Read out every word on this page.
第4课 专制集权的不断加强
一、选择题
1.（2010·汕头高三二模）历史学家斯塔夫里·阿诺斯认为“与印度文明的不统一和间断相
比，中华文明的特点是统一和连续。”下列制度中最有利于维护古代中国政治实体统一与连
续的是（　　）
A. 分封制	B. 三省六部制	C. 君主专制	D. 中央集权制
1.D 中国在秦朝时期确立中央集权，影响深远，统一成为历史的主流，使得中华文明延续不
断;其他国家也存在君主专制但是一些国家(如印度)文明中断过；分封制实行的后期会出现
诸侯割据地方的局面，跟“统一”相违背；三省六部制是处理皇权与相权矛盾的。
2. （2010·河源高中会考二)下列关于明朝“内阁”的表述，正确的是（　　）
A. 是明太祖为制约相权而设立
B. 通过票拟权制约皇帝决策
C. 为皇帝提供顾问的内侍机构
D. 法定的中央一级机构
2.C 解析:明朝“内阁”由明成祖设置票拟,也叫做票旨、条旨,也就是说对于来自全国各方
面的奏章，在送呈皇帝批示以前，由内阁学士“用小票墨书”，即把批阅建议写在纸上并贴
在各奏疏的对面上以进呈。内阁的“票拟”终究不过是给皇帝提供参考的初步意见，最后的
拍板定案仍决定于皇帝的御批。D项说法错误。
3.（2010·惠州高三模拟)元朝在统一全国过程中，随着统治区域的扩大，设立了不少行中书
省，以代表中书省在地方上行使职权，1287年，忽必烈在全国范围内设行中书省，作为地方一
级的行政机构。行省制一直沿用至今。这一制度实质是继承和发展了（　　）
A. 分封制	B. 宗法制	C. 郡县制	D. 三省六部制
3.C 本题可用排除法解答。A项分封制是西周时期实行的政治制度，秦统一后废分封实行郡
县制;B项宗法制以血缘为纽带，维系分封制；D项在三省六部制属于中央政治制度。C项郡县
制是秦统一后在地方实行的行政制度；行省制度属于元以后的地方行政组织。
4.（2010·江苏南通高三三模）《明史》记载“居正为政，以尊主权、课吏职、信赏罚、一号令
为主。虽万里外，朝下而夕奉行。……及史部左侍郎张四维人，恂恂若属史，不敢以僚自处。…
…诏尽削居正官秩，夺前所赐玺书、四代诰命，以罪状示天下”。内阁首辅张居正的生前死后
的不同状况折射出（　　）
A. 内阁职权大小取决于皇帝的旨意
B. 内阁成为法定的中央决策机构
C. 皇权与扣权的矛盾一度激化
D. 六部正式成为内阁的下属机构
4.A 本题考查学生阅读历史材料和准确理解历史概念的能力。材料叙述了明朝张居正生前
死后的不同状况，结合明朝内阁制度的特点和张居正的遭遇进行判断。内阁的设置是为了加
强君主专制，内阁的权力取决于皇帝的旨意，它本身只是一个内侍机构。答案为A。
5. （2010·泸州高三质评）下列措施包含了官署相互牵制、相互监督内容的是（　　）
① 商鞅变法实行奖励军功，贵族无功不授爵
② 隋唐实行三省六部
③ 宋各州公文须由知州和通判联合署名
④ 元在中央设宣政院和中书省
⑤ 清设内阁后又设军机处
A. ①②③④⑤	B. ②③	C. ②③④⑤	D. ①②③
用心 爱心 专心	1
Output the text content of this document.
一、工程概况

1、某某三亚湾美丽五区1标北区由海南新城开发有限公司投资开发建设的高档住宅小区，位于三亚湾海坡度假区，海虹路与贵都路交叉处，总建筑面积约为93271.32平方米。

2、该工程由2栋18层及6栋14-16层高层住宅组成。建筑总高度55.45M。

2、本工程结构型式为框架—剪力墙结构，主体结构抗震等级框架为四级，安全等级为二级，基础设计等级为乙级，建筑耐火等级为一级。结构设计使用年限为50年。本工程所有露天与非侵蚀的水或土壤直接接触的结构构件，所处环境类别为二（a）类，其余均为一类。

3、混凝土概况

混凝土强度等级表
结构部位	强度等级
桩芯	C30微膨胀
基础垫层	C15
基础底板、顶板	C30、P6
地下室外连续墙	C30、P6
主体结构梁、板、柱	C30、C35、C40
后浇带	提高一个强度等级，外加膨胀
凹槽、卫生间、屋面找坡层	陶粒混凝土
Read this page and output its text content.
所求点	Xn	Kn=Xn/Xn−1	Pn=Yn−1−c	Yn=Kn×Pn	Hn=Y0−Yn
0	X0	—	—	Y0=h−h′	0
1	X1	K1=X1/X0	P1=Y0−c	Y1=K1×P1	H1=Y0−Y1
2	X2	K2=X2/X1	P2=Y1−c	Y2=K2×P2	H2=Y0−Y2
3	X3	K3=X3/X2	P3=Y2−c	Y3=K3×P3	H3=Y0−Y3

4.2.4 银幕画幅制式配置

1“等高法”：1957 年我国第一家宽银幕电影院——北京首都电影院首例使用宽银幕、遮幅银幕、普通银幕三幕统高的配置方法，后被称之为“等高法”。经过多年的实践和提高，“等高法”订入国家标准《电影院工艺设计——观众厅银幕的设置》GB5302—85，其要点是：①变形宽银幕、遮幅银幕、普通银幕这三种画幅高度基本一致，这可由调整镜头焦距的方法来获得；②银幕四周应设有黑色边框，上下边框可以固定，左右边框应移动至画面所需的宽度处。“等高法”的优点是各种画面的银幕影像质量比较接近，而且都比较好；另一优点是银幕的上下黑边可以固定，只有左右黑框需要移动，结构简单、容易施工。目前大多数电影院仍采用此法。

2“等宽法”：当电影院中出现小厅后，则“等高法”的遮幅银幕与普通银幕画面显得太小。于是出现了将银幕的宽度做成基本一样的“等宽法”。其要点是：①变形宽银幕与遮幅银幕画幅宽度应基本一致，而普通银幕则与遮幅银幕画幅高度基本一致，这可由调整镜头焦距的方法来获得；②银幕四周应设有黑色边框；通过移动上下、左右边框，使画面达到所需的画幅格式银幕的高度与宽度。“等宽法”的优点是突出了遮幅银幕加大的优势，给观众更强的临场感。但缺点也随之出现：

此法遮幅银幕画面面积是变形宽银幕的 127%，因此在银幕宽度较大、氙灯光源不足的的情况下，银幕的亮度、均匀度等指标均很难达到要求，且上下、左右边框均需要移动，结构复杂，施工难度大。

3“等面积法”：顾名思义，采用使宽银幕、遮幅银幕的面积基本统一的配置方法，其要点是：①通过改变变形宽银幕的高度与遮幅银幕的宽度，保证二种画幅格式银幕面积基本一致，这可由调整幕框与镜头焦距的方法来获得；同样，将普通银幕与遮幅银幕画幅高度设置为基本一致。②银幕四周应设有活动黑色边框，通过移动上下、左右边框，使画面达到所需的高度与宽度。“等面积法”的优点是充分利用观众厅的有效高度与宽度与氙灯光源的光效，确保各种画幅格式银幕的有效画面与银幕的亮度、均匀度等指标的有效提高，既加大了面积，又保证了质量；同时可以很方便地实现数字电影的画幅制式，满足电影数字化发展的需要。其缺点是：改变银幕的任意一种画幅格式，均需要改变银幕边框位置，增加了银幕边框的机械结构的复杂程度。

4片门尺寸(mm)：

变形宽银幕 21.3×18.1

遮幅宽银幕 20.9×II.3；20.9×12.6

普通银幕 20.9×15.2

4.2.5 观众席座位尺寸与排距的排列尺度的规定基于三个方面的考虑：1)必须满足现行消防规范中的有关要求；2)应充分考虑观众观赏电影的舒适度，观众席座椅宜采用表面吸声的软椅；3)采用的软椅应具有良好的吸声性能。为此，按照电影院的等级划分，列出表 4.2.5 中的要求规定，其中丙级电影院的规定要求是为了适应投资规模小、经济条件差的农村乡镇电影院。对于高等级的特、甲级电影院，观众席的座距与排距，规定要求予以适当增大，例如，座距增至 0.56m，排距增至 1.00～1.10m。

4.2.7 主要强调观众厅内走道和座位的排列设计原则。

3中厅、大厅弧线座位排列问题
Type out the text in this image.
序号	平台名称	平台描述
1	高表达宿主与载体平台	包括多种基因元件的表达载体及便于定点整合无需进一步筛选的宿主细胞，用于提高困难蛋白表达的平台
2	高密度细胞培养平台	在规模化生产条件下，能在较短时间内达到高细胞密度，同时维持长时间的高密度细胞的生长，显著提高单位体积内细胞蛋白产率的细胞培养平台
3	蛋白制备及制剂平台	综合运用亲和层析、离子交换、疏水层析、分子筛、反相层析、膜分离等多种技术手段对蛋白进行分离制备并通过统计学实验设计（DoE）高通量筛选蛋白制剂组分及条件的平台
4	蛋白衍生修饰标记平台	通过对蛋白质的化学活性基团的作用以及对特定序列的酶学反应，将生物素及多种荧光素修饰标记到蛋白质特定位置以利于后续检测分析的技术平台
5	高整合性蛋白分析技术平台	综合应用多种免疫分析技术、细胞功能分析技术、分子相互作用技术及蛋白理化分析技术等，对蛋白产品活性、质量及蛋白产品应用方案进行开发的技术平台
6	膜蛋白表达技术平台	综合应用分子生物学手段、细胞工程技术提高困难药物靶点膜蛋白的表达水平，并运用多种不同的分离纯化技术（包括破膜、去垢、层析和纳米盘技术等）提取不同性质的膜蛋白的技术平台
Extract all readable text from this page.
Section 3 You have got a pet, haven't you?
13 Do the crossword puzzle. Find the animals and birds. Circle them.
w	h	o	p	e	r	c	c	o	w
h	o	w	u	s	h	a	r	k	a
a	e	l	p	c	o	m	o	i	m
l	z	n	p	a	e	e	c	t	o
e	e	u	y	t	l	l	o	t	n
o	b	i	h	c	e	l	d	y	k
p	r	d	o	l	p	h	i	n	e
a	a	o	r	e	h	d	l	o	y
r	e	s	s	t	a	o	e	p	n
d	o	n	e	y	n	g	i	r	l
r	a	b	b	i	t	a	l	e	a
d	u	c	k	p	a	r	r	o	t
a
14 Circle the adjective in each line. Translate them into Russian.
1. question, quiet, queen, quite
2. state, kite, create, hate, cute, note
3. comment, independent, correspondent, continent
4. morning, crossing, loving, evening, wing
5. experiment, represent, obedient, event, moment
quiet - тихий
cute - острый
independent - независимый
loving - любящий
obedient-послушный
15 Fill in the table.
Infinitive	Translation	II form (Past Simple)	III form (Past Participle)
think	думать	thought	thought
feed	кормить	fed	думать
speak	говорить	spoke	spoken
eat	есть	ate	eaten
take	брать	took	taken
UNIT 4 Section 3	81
──────────────────────────────
• [Objective]: Retype exactly the lines from the one containing "Type out the text in this image." through the last line of the records above, including both.

• [Task output]:
Type out the text in this image.
序号	平台名称	平台描述
1	高表达宿主与载体平台	包括多种基因元件的表达载体及便于定点整合无需进一步筛选的宿主细胞，用于提高困难蛋白表达的平台
2	高密度细胞培养平台	在规模化生产条件下，能在较短时间内达到高细胞密度，同时维持长时间的高密度细胞的生长，显著提高单位体积内细胞蛋白产率的细胞培养平台
3	蛋白制备及制剂平台	综合运用亲和层析、离子交换、疏水层析、分子筛、反相层析、膜分离等多种技术手段对蛋白进行分离制备并通过统计学实验设计（DoE）高通量筛选蛋白制剂组分及条件的平台
4	蛋白衍生修饰标记平台	通过对蛋白质的化学活性基团的作用以及对特定序列的酶学反应，将生物素及多种荧光素修饰标记到蛋白质特定位置以利于后续检测分析的技术平台
5	高整合性蛋白分析技术平台	综合应用多种免疫分析技术、细胞功能分析技术、分子相互作用技术及蛋白理化分析技术等，对蛋白产品活性、质量及蛋白产品应用方案进行开发的技术平台
6	膜蛋白表达技术平台	综合应用分子生物学手段、细胞工程技术提高困难药物靶点膜蛋白的表达水平，并运用多种不同的分离纯化技术（包括破膜、去垢、层析和纳米盘技术等）提取不同性质的膜蛋白的技术平台
Extract all readable text from this page.
Section 3 You have got a pet, haven't you?
13 Do the crossword puzzle. Find the animals and birds. Circle them.
w	h	o	p	e	r	c	c	o	w
h	o	w	u	s	h	a	r	k	a
a	e	l	p	c	o	m	o	i	m
l	z	n	p	a	e	e	c	t	o
e	e	u	y	t	l	l	o	t	n
o	b	i	h	c	e	l	d	y	k
p	r	d	o	l	p	h	i	n	e
a	a	o	r	e	h	d	l	o	y
r	e	s	s	t	a	o	e	p	n
d	o	n	e	y	n	g	i	r	l
r	a	b	b	i	t	a	l	e	a
d	u	c	k	p	a	r	r	o	t
a
14 Circle the adjective in each line. Translate them into Russian.
1. question, quiet, queen, quite
2. state, kite, create, hate, cute, note
3. comment, independent, correspondent, continent
4. morning, crossing, loving, evening, wing
5. experiment, represent, obedient, event, moment
quiet - тихий
cute - острый
independent - независимый
loving - любящий
obedient-послушный
15 Fill in the table.
Infinitive	Translation	II form (Past Simple)	III form (Past Participle)
think	думать	thought	thought
feed	кормить	fed	думать
speak	говорить	spoke	spoken
eat	есть	ate	eaten
take	брать	took	taken
UNIT 4 Section 3	81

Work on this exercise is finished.